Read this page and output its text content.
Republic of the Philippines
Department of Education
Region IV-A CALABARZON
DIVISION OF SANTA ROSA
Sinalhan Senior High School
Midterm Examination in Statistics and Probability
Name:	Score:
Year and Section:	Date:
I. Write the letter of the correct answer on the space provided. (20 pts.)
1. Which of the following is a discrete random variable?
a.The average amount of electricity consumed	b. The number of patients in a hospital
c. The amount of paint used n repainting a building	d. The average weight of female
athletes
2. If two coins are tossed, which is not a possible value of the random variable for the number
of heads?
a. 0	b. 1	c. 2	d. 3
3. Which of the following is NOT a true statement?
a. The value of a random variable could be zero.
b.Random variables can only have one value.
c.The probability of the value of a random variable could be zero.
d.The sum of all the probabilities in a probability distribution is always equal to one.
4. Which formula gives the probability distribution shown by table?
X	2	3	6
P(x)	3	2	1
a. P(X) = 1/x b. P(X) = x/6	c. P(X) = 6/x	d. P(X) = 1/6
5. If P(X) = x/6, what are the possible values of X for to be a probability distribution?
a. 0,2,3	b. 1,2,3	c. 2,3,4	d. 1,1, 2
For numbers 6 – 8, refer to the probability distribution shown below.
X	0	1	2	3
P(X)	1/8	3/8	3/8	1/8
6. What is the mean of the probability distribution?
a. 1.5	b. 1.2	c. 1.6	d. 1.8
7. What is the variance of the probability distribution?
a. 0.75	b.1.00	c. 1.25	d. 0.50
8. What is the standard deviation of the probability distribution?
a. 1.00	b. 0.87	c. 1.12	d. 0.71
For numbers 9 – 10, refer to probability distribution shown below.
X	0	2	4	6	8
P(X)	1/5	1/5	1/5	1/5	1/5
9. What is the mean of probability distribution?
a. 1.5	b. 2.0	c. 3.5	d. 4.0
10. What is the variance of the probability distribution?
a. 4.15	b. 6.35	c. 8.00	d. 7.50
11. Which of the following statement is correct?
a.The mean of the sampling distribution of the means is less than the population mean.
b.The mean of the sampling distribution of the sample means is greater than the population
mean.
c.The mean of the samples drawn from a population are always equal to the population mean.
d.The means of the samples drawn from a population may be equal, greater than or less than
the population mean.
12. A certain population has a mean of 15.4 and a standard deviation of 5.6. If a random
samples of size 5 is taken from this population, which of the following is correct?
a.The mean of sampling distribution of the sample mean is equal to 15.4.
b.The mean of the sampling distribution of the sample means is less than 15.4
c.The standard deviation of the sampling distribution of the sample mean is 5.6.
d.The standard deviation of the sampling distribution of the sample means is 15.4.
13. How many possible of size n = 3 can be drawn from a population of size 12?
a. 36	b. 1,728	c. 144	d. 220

::::

● **WHAT YOU SHOULD DO**:
Whenever a line above has the word "below" in it, copy that line.

● **OUTPUT FOR THIS TASK**:
For numbers 6 – 8, refer to the probability distribution shown below.
For numbers 9 – 10, refer to probability distribution shown below.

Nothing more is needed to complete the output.